── PASSAGE TO READ ──

St Louis, MO – “Disaster” – Cicero’s – May 31, 2000
The Vineyard was just what I needed and while I felt a pang of anxiety when the boys pulled away, leaving me at the airport, I was glad to miss three days of Missouri, “Roller Coster Haven,” and Pabst Blue Ribbon.
On The Vineyard, my mama and I drank chai tea and curled up on her couch. Between her velvet throw pillows, she triaged my shredded heart and we laughed between my tears. She taught me her beauty secrets, “always put a streak of highlighter down the bridge of your nose to make it look slender” and, “use your taupe eyebrow pencil as a lip liner.” She toured me through old photo albums and we listened to sad songs and I wrote a few of my own. Mama absorbed my tears and brushed the hair from my forehead while I told her what a fool I’d been to fall for Sam.
At the end of Memorial Day, when I came downstairs with my overnight bag and a guitar case full of new songs, my mama was awake. Her hair was piled into a little spiky nest atop her sweet head. She greeted me in the kitchen, in her soft robe, a spatula in one hand and a plate of her famous shredded apple Swedish pancakes in the other. We ate with our hands. She poured me a giant glass of grapefruit juice and sang to me, my own lyrics to remind me just how strong and capable I am of getting through this. I hugged her and told her (because it’s the truth) that she’s the absolute best mommy in the world.
On the plane to meet up with the boys, I listened to one of the new songs I wrote and tinkered with the lyrics. It’s called Disaster.
Disaster
I broke my own heart
For the good of my pride
For my own piece of mind and
Left my soul deprived
Now there’s sleepless and sky and
my memories to ride and
A picture of you left on my bedtable side
You’re a distraction to my lonelieness
While I’m in ink jotted
On your “To Do” list
But there’s love in your words
And there’ll be one last kiss
Goodbye and I’ll miss you and
Whatever this is
Now out of this picture, you smile in my face and
The image of you bellow me, I’ll erase
Now I’m a disaster and you’re a disgrace
How funny that this should be “love”

───
── ROWS ──

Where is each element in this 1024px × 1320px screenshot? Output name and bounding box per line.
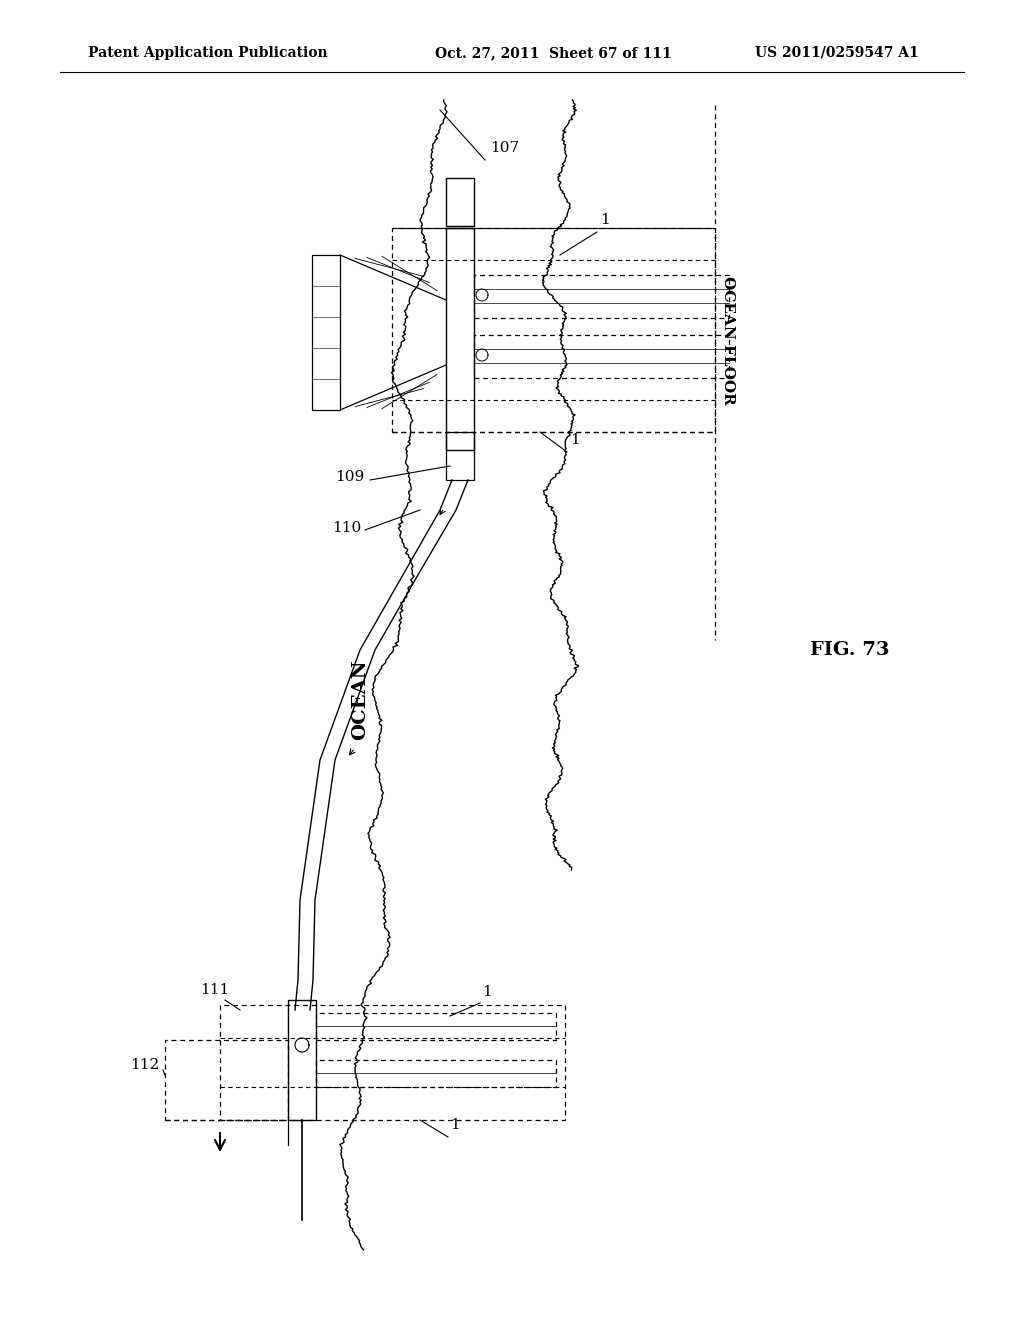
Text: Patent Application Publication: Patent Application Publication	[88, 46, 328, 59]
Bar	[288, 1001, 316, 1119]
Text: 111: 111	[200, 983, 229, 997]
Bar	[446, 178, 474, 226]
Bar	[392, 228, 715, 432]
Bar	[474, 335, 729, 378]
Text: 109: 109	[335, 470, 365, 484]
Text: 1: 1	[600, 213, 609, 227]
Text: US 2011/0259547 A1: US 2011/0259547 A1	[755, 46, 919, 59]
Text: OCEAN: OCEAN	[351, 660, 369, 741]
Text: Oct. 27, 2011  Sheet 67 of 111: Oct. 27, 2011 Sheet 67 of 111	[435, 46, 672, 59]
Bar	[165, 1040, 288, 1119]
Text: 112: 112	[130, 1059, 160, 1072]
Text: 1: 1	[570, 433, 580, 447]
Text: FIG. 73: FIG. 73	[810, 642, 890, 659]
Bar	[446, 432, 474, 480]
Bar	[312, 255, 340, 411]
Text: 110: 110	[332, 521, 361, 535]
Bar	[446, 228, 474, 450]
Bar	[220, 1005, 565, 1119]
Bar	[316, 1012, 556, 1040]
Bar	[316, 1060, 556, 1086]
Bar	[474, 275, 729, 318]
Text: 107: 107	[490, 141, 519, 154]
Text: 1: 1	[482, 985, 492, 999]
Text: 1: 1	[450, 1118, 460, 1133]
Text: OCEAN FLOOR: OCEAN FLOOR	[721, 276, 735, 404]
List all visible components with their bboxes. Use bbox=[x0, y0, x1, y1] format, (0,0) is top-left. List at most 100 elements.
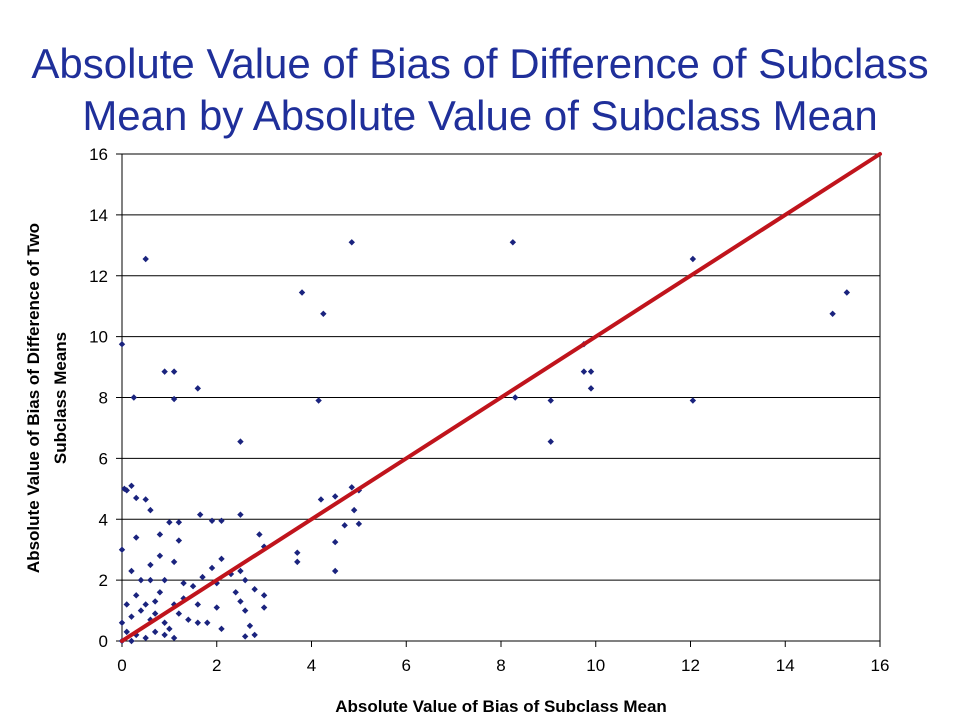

───
── ROWS ──

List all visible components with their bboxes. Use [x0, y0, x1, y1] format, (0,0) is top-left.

───

• PROBLEMS TO WORK ON:
1. Answer these questions from the Vineyard diary:
(a) What did the writer and mama drink on the Vineyard?
(b) What dish was mama holding in the kitchen at the end of Memorial Day?
(c) What is the name of the new song the writer tinkered with on the plane?
2. Can you repeat the part of the Vineyard diary starting with "St Louis, MO" and going on through "fall for Sam."?
3. Pick up the Vineyard diary after its last line and keep it going.
The entries have nothing to do with the Vineyard diary.

• TASK ANSWERS:
1.
(a) Chai tea.
(b) A plate of her famous shredded apple Swedish pancakes.
(c) Disaster.

2.
St Louis, MO – “Disaster” – Cicero’s – May 31, 2000
The Vineyard was just what I needed and while I felt a pang of anxiety when the boys pulled away, leaving me at the airport, I was glad to miss three days of Missouri, “Roller Coster Haven,” and Pabst Blue Ribbon.
On The Vineyard, my mama and I drank chai tea and curled up on her couch. Between her velvet throw pillows, she triaged my shredded heart and we laughed between my tears. She taught me her beauty secrets, “always put a streak of highlighter down the bridge of your nose to make it look slender” and, “use your taupe eyebrow pencil as a lip liner.” She toured me through old photo albums and we listened to sad songs and I wrote a few of my own. Mama absorbed my tears and brushed the hair from my forehead while I told her what a fool I’d been to fall for Sam.

3.
There’s something about this pain
That makes me feel happy
Happy to feel anyting at all
I’ll listen to sad albums and
Cry all day long to
Get you out of my system
One more track then
I’ll move on
Now out of this picture, you smile in my face and
The immage of you bellow me I’ll erase
Now I’m a disaster and you’re a disgrace
How funny that this should be “love”
Missouri was a scorching 95° when I flew in to meet back up with the band. I shaved my legs in the airport sink (sorry, I know that’s gross) and slipped into some stage clothes in a stall feeling like some B-list superhero. I hoped the slip dress mom let me borrow would be appropriate attire for the heat but when I arrived at the club, the air conditioners were cranked to sub-Antarctica, and traversing through two clashing climates for load in made me convinced I was catching a cold.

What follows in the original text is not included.